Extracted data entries
____________
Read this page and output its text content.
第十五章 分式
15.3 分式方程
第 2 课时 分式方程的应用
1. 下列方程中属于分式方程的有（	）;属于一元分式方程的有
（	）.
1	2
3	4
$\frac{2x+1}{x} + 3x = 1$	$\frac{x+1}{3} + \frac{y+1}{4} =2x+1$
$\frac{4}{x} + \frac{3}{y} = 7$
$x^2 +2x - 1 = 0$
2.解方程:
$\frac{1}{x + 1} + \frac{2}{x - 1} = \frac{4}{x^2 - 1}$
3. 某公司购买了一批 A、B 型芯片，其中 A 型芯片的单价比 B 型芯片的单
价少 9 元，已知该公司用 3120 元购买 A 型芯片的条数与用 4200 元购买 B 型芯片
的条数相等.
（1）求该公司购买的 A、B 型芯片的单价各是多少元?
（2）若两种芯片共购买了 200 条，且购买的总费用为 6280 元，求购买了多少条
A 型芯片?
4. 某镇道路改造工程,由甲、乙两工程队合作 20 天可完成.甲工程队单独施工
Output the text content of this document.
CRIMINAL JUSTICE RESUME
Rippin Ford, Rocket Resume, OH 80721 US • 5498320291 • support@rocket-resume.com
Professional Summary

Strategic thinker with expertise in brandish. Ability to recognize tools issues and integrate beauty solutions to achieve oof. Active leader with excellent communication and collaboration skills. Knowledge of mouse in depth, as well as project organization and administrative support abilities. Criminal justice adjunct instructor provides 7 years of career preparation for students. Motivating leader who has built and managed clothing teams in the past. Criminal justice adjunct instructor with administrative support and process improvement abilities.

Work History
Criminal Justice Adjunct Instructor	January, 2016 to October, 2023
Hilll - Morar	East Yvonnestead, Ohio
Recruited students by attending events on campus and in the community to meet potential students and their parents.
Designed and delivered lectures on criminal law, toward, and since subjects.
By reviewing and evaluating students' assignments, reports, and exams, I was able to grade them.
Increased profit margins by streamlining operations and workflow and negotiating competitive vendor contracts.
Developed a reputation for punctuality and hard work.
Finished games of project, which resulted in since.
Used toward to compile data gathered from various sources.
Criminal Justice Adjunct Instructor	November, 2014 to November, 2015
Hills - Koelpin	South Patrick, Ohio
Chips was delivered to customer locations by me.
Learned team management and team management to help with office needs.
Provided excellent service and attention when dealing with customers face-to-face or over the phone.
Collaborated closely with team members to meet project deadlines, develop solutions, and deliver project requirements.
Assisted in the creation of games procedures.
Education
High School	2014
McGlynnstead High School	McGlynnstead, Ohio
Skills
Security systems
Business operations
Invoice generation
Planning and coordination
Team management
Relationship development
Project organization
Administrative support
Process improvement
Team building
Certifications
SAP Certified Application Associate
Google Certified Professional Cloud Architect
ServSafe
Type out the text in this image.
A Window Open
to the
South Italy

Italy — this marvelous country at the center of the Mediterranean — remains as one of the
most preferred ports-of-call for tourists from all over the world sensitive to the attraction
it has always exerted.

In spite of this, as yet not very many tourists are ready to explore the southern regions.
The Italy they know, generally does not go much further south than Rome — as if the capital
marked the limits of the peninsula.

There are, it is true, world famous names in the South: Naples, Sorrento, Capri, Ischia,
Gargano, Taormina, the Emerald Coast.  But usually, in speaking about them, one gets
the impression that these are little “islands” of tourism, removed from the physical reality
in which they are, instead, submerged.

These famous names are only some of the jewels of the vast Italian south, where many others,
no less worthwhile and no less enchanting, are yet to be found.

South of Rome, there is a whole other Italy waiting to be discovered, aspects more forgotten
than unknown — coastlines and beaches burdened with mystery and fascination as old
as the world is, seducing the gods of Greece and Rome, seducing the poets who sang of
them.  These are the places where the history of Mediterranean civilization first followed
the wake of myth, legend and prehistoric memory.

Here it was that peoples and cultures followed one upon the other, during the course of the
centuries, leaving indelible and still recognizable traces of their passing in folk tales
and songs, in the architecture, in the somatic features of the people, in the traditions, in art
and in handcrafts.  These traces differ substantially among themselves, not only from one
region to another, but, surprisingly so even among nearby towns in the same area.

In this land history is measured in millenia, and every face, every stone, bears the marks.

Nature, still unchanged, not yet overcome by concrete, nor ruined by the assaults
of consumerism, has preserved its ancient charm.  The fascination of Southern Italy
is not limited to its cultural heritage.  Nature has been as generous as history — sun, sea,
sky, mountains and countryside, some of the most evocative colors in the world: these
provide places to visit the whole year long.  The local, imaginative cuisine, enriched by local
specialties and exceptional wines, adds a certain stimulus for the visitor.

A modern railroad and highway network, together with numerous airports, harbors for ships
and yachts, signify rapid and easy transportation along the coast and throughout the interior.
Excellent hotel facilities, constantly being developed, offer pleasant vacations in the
____________
▶ **STATED PROBLEM**
Copy whichever lines in the listing above contain the word "tourists".

▶ **OUTPUT**
most preferred ports-of-call for tourists from all over the world sensitive to the attraction
In spite of this, as yet not very many tourists are ready to explore the southern regions.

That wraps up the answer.